GIVEN EXERCISE: Return all lines from the listing below in which the string "quantitative" occurs.

EXTRACTED RECORDS:

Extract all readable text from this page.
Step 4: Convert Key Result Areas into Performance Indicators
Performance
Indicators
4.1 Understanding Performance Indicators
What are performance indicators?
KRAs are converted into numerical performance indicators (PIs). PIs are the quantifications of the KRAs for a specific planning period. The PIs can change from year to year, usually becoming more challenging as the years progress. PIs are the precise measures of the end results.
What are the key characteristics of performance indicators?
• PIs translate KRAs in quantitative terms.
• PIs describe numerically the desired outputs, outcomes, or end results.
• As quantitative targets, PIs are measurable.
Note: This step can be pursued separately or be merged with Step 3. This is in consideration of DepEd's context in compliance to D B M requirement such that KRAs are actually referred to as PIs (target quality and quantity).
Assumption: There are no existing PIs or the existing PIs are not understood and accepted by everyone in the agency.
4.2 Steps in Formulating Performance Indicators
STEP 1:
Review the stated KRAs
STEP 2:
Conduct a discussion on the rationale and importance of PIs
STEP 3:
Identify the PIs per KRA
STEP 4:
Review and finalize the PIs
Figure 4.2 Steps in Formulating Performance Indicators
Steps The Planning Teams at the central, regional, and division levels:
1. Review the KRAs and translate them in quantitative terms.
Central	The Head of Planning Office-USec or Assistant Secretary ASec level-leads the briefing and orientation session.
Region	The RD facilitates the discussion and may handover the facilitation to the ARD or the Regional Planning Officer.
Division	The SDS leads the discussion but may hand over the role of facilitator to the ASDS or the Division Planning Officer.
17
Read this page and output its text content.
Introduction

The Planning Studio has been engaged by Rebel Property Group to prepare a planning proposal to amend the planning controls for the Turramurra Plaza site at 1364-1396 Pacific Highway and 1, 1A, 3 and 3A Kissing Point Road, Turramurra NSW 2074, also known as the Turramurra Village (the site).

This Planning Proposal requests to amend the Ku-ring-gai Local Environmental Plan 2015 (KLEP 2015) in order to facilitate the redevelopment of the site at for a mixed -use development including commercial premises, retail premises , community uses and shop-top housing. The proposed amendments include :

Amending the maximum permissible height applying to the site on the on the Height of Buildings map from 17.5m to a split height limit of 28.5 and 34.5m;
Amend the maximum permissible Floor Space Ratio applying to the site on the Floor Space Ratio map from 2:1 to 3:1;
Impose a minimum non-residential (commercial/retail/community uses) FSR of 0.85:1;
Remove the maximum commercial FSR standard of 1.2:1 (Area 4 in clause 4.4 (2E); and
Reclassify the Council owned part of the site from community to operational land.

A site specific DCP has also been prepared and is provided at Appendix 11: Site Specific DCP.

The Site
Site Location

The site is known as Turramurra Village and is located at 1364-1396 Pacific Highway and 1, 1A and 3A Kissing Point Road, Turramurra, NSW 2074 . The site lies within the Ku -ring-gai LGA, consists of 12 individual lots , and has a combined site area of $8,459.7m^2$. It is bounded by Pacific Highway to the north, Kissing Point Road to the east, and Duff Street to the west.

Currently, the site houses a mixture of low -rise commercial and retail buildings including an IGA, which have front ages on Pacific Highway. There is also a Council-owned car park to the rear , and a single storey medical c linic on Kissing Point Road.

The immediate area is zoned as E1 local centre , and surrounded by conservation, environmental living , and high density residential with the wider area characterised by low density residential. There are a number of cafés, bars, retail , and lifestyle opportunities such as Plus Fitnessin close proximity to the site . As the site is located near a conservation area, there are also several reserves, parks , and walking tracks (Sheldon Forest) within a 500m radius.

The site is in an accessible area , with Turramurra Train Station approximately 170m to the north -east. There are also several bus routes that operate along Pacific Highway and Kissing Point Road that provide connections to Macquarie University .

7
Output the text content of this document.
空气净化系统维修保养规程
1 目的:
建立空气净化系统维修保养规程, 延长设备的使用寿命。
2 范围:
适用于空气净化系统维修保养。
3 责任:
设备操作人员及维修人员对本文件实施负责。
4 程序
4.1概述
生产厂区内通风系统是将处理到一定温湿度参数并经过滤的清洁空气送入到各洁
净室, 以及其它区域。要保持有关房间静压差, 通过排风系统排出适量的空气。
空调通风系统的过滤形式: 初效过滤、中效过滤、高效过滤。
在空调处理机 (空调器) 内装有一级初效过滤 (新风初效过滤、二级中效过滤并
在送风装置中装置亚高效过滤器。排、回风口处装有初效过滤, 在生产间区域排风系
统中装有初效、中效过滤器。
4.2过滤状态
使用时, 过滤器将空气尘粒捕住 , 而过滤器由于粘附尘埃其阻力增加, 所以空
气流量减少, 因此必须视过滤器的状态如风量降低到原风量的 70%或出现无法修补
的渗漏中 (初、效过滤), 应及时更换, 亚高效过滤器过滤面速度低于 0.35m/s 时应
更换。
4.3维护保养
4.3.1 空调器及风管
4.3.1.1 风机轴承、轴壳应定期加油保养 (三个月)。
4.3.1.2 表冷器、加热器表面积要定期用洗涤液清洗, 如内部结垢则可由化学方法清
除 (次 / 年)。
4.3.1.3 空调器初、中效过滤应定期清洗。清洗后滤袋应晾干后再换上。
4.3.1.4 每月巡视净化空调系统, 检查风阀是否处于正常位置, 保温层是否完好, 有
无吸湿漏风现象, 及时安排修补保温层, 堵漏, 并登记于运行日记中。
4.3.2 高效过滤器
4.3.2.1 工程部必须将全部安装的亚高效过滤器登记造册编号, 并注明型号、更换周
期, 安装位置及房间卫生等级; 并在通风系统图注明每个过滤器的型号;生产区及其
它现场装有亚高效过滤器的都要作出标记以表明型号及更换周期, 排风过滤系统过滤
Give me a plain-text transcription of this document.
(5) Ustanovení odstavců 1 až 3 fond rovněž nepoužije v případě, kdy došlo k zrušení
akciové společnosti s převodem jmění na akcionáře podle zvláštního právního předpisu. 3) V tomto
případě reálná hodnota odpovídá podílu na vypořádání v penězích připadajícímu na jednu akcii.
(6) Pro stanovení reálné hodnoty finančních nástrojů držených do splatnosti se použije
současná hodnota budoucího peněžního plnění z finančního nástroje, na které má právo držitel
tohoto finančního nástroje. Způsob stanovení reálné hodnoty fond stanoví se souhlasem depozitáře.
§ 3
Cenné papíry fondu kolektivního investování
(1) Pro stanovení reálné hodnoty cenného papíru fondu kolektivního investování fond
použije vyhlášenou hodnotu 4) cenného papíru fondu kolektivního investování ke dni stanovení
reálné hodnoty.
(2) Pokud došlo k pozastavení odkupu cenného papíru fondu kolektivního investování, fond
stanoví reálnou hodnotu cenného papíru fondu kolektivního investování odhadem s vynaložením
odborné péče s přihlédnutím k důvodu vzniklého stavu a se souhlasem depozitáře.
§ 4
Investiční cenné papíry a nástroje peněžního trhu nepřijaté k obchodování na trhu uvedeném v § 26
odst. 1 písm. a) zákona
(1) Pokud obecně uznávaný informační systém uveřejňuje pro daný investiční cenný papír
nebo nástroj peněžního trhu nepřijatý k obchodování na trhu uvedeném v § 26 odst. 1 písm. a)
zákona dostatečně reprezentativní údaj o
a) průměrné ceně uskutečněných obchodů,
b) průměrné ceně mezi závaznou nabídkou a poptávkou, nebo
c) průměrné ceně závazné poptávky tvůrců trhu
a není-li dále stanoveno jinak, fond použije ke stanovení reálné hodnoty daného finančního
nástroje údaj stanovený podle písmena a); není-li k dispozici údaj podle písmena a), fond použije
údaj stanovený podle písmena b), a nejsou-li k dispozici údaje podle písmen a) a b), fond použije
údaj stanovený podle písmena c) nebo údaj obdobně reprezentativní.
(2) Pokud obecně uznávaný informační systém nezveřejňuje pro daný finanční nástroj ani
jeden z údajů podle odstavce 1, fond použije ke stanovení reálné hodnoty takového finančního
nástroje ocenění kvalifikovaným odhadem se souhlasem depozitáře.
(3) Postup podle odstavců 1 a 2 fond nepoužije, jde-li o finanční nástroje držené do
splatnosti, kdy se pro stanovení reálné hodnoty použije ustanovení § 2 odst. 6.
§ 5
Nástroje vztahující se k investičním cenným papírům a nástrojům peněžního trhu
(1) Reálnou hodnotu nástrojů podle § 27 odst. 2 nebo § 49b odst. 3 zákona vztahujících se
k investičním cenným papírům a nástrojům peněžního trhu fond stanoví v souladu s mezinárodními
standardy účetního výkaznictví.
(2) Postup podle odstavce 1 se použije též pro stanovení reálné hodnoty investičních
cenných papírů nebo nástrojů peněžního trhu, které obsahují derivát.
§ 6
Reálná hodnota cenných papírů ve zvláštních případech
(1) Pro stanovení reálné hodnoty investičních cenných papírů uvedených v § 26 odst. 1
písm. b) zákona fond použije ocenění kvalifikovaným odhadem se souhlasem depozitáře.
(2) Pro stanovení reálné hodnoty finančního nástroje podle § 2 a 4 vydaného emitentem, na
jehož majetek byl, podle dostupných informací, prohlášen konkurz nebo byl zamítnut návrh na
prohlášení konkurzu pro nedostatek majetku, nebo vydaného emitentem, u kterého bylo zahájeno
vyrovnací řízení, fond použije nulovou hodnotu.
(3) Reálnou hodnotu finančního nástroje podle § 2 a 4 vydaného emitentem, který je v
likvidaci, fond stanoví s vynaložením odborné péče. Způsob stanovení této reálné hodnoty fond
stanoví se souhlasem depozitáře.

FULL ANSWER:
• PIs translate KRAs in quantitative terms.
• As quantitative targets, PIs are measurable.
1. Review the KRAs and translate them in quantitative terms.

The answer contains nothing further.